───── Texto

Opinião de Eduardo Moreira da Silva
Na fábula de Esopo, um homem velho que, no leito de morte, revela aos filhos que há um tesouro escondido na sua vinha. Tudo que tinham de fazer era cavar. Os filhos puseram-se a cavar, mas do tesouro, nem sombra.
Quando o Outono chegou, porém, a vinha deu uma colheita como nunca se vira em toda a região. Perceberam então o legado de experiência que o pai lhes deixara: a benção não está no ouro, mas no trabalho. A muitos de nós, enquanto crescíamos, também nos era transmitida, de forma benevolente ou em tom ameaçador, este tipo de experiências. Sabia-se bem o que era a experiência, os mais velhos passavam-na aos mais novos. Passagem que era feita pela autoridade da idade, pelos provérbios, pelos dizeres mais ou menos eloquentes, por histórias partilhadas em momentos de intimidade de família.
Mas, até talvez antes da minha geração e agora com mais acuidade, cada vez é mais difícil achar pessoas capazes de contar uma história de forma apropriada, que o façam de forma a que história possa perdurar de geração em geração.
A pergunta de Walter Benjamin do princípio do século XX mantém-se: quem é que hoje acha que pode lidar com a juventude invocando a sua experiência?
A cotação da experiência continua em baixa, e ela foi baixando sobretudo a partir da 1ª guerra mundial, com o advento cada vez maior da técnica e, portanto, da tecnologia. Nunca tanto a experiência foi sendo desmentida: as das economias pela inflação, as do corpo pela fome, as morais pelos detentores do poder.

──────────

▸ **Objetivo**: Copie sem alterações o trecho do texto sobre a transmissão da experiência que começa nas palavras "Mas, até talvez" e termina depois de "geração em geração.".

───── Linhas fornecidas

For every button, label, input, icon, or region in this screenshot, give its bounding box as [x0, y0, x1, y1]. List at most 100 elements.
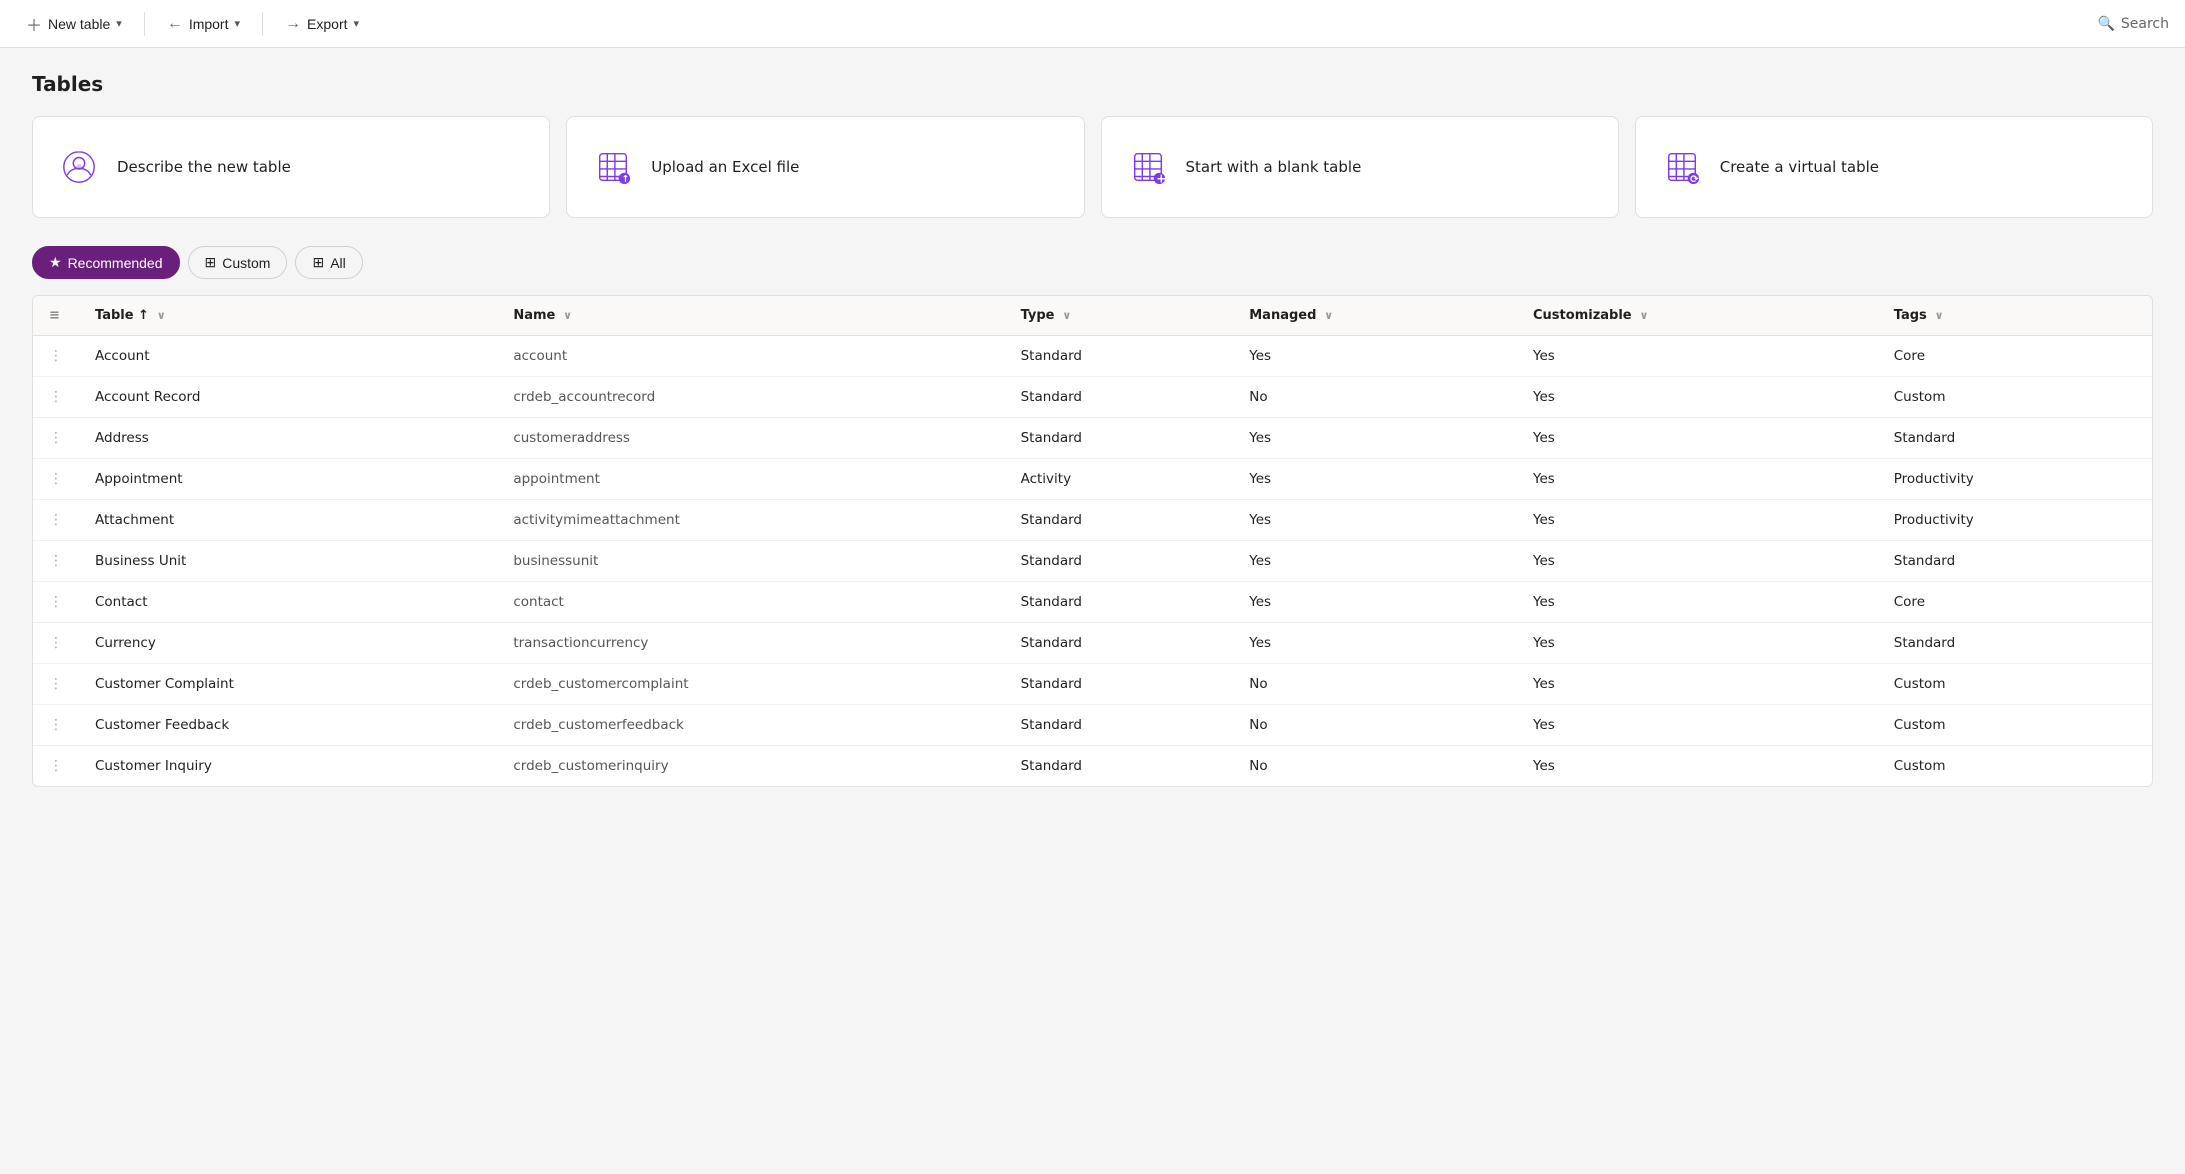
table-row[interactable]: ⋮AttachmentactivitymimeattachmentStandar…: [33, 500, 2152, 541]
th-table[interactable]: Table ↑ ∨: [79, 296, 497, 336]
table-row[interactable]: ⋮Customer Feedbackcrdeb_customerfeedback…: [33, 705, 2152, 746]
card-blank[interactable]: + Start with a blank table: [1101, 116, 1619, 218]
cell-customizable: Yes: [1517, 541, 1878, 582]
main-content: Tables Describe the new table ↑ Upload a…: [0, 48, 2185, 811]
cell-name: account: [497, 336, 1004, 377]
cell-managed: Yes: [1233, 623, 1517, 664]
new-table-button[interactable]: ＋ New table ▾: [16, 6, 132, 42]
cell-table-name: Customer Inquiry: [79, 746, 497, 787]
card-label-upload: Upload an Excel file: [651, 158, 799, 176]
cell-tags: Custom: [1878, 377, 2152, 418]
cell-name: customeraddress: [497, 418, 1004, 459]
cell-type: Standard: [1005, 746, 1234, 787]
th-label-name: Name: [513, 308, 555, 323]
card-virtual[interactable]: ⟳ Create a virtual table: [1635, 116, 2153, 218]
table-row[interactable]: ⋮AccountaccountStandardYesYesCore: [33, 336, 2152, 377]
card-upload[interactable]: ↑ Upload an Excel file: [566, 116, 1084, 218]
table-row[interactable]: ⋮AppointmentappointmentActivityYesYesPro…: [33, 459, 2152, 500]
table-row[interactable]: ⋮Business UnitbusinessunitStandardYesYes…: [33, 541, 2152, 582]
table-row[interactable]: ⋮ContactcontactStandardYesYesCore: [33, 582, 2152, 623]
cell-managed: No: [1233, 705, 1517, 746]
filter-row: ★Recommended⊞Custom⊞All: [32, 246, 2153, 279]
cell-table-name: Customer Complaint: [79, 664, 497, 705]
row-icon-cell: ⋮: [33, 459, 79, 500]
cell-name: crdeb_customerinquiry: [497, 746, 1004, 787]
sort-icon-name: ∨: [559, 309, 572, 322]
card-icon-blank: +: [1126, 145, 1170, 189]
th-type[interactable]: Type ∨: [1005, 296, 1234, 336]
th-name[interactable]: Name ∨: [497, 296, 1004, 336]
export-button[interactable]: → Export ▾: [275, 9, 369, 39]
search-area[interactable]: 🔍 Search: [2097, 16, 2169, 32]
cell-tags: Custom: [1878, 746, 2152, 787]
cell-name: contact: [497, 582, 1004, 623]
cell-table-name: Address: [79, 418, 497, 459]
th-label-customizable: Customizable: [1533, 308, 1632, 323]
th-tags[interactable]: Tags ∨: [1878, 296, 2152, 336]
th-customizable[interactable]: Customizable ∨: [1517, 296, 1878, 336]
cell-managed: Yes: [1233, 336, 1517, 377]
cell-type: Standard: [1005, 623, 1234, 664]
table-row[interactable]: ⋮Customer Complaintcrdeb_customercomplai…: [33, 664, 2152, 705]
sort-icon-tags: ∨: [1931, 309, 1944, 322]
filter-label-all: All: [330, 255, 346, 271]
toolbar: ＋ New table ▾ ← Import ▾ → Export ▾ 🔍 Se…: [0, 0, 2185, 48]
table-row[interactable]: ⋮Customer Inquirycrdeb_customerinquirySt…: [33, 746, 2152, 787]
cell-type: Standard: [1005, 582, 1234, 623]
cell-type: Standard: [1005, 336, 1234, 377]
row-icon-cell: ⋮: [33, 582, 79, 623]
cell-managed: No: [1233, 746, 1517, 787]
chevron-down-icon: ▾: [116, 17, 122, 30]
row-icon-cell: ⋮: [33, 623, 79, 664]
cell-name: businessunit: [497, 541, 1004, 582]
export-label: Export: [307, 16, 347, 32]
divider-1: [144, 12, 145, 36]
chevron-down-icon: ▾: [354, 17, 360, 30]
table-row[interactable]: ⋮AddresscustomeraddressStandardYesYesSta…: [33, 418, 2152, 459]
cell-table-name: Customer Feedback: [79, 705, 497, 746]
cell-table-name: Account: [79, 336, 497, 377]
cell-tags: Custom: [1878, 705, 2152, 746]
row-icon-cell: ⋮: [33, 541, 79, 582]
cell-name: crdeb_customercomplaint: [497, 664, 1004, 705]
grid-rows-icon: ≡: [49, 308, 60, 323]
row-icon-cell: ⋮: [33, 705, 79, 746]
page-title: Tables: [32, 72, 2153, 96]
cell-customizable: Yes: [1517, 459, 1878, 500]
table-row[interactable]: ⋮CurrencytransactioncurrencyStandardYesY…: [33, 623, 2152, 664]
filter-btn-recommended[interactable]: ★Recommended: [32, 246, 180, 279]
cell-customizable: Yes: [1517, 582, 1878, 623]
filter-btn-custom[interactable]: ⊞Custom: [188, 246, 288, 279]
svg-text:⟳: ⟳: [1690, 174, 1699, 186]
th-row-icon: ≡: [33, 296, 79, 336]
cell-table-name: Account Record: [79, 377, 497, 418]
cell-table-name: Contact: [79, 582, 497, 623]
th-label-type: Type: [1021, 308, 1055, 323]
th-label-managed: Managed: [1249, 308, 1316, 323]
cell-managed: No: [1233, 664, 1517, 705]
sort-icon-managed: ∨: [1320, 309, 1333, 322]
table-row[interactable]: ⋮Account Recordcrdeb_accountrecordStanda…: [33, 377, 2152, 418]
import-label: Import: [189, 16, 229, 32]
th-managed[interactable]: Managed ∨: [1233, 296, 1517, 336]
search-label: Search: [2121, 16, 2169, 32]
cell-tags: Custom: [1878, 664, 2152, 705]
star-icon: ★: [49, 254, 62, 271]
table-body: ⋮AccountaccountStandardYesYesCore⋮Accoun…: [33, 336, 2152, 787]
cell-customizable: Yes: [1517, 377, 1878, 418]
grid-icon: ⊞: [205, 254, 217, 271]
cell-table-name: Attachment: [79, 500, 497, 541]
cell-customizable: Yes: [1517, 664, 1878, 705]
import-button[interactable]: ← Import ▾: [157, 9, 250, 39]
th-label-tags: Tags: [1894, 308, 1927, 323]
plus-icon: ＋: [26, 12, 42, 36]
filter-btn-all[interactable]: ⊞All: [295, 246, 362, 279]
cell-table-name: Appointment: [79, 459, 497, 500]
card-describe[interactable]: Describe the new table: [32, 116, 550, 218]
sort-icon-type: ∨: [1059, 309, 1072, 322]
cell-managed: Yes: [1233, 418, 1517, 459]
new-table-label: New table: [48, 16, 110, 32]
svg-text:↑: ↑: [622, 174, 630, 185]
cell-tags: Productivity: [1878, 500, 2152, 541]
cell-table-name: Business Unit: [79, 541, 497, 582]
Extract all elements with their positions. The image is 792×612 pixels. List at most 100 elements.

──────────

▸ **Solução**:
Mas, até talvez antes da minha geração e agora com mais acuidade, cada vez é mais difícil achar pessoas capazes de contar uma história de forma apropriada, que o façam de forma a que história possa perdurar de geração em geração.